Aim -
Each line that contains the word "JSON" counts once; give the total for the records below and nothing else.

===

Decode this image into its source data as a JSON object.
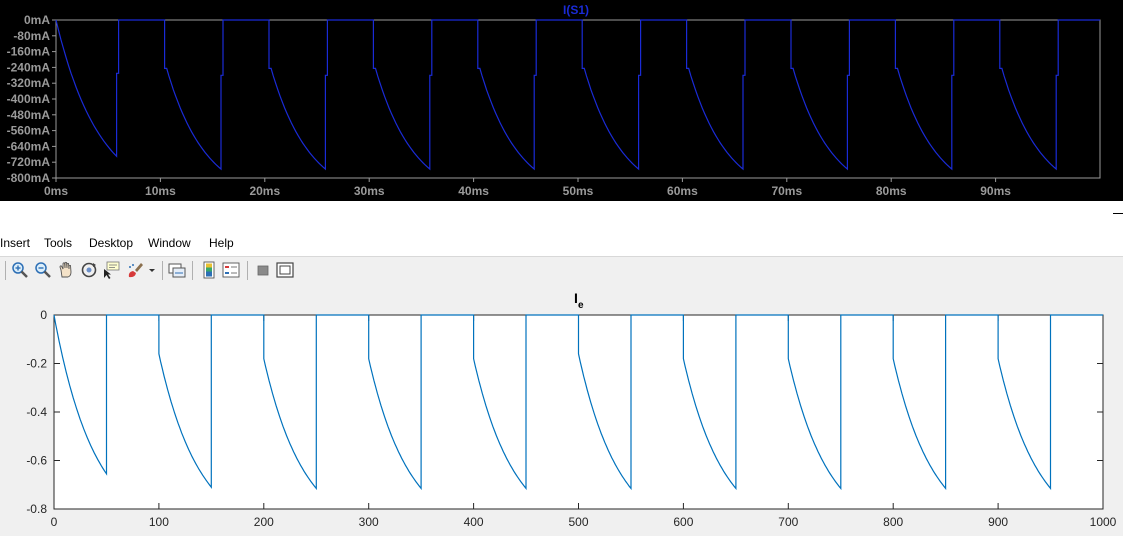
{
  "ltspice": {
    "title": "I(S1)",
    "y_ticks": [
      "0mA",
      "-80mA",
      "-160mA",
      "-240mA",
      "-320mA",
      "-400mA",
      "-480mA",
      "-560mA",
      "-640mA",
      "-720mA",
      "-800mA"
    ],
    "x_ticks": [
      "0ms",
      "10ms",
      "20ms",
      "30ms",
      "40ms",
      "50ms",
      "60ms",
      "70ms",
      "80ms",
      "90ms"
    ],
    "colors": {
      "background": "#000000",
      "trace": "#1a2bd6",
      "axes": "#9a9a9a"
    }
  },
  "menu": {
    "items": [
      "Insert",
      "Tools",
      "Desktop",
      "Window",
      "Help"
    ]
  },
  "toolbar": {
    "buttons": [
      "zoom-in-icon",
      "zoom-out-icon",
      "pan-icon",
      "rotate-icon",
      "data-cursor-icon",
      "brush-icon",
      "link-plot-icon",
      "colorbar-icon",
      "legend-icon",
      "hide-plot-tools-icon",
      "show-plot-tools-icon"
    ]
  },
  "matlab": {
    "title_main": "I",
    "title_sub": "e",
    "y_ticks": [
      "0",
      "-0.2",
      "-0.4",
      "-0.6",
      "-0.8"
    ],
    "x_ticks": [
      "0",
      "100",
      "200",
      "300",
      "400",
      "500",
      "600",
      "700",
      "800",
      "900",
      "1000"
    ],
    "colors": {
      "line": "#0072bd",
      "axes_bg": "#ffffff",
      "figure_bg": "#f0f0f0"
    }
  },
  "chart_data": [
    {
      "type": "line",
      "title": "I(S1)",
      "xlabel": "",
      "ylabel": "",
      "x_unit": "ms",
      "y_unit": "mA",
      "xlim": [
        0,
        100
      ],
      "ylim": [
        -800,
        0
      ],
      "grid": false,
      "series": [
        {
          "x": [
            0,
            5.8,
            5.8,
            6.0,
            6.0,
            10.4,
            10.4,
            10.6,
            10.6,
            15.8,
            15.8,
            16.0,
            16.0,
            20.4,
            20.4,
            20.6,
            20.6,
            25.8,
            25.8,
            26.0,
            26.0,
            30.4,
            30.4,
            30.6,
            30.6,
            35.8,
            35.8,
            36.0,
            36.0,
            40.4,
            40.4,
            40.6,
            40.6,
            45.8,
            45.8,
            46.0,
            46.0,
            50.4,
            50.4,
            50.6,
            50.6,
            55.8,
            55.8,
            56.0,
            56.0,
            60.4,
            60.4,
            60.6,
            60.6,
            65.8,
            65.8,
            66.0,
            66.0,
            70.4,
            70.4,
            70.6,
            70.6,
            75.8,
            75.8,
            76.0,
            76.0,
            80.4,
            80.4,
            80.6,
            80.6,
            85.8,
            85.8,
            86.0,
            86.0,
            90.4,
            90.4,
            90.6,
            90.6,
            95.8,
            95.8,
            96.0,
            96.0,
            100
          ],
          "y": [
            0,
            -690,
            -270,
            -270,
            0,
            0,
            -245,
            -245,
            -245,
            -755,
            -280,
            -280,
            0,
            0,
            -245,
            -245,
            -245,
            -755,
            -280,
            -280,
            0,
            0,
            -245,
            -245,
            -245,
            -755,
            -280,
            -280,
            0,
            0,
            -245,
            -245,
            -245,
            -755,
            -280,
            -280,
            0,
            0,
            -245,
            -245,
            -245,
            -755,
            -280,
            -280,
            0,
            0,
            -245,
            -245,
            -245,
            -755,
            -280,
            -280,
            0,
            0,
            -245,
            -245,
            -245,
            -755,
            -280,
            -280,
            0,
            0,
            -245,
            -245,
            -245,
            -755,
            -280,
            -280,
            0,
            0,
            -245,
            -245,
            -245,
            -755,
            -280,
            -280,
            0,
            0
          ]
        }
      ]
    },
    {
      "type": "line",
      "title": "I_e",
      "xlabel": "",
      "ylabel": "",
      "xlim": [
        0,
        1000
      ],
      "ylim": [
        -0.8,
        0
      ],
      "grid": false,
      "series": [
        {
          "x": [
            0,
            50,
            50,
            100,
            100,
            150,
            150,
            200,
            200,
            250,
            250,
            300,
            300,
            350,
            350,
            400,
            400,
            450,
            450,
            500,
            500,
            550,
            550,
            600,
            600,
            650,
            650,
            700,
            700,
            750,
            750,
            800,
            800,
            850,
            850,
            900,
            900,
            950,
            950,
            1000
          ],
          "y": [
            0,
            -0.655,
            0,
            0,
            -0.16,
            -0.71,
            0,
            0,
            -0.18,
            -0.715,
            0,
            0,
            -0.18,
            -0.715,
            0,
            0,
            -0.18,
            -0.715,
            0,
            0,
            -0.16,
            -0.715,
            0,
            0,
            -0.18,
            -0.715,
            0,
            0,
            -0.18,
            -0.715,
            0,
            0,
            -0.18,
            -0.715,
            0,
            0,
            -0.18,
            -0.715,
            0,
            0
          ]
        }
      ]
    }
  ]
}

===

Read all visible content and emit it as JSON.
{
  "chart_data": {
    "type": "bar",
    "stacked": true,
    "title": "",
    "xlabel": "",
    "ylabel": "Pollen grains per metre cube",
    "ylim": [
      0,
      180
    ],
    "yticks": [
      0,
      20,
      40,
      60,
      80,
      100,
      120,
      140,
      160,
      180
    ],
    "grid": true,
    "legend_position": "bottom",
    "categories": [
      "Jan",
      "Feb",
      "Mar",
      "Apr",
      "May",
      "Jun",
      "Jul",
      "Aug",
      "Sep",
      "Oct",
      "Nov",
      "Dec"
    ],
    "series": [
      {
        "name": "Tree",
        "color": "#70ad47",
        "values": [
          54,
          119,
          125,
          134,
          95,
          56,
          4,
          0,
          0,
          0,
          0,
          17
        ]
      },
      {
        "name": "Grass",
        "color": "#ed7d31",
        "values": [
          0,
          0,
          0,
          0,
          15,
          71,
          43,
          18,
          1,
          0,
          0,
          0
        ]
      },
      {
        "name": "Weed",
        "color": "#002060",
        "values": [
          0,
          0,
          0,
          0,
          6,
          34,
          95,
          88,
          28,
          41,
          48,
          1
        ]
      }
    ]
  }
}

===

Exercise answer -
2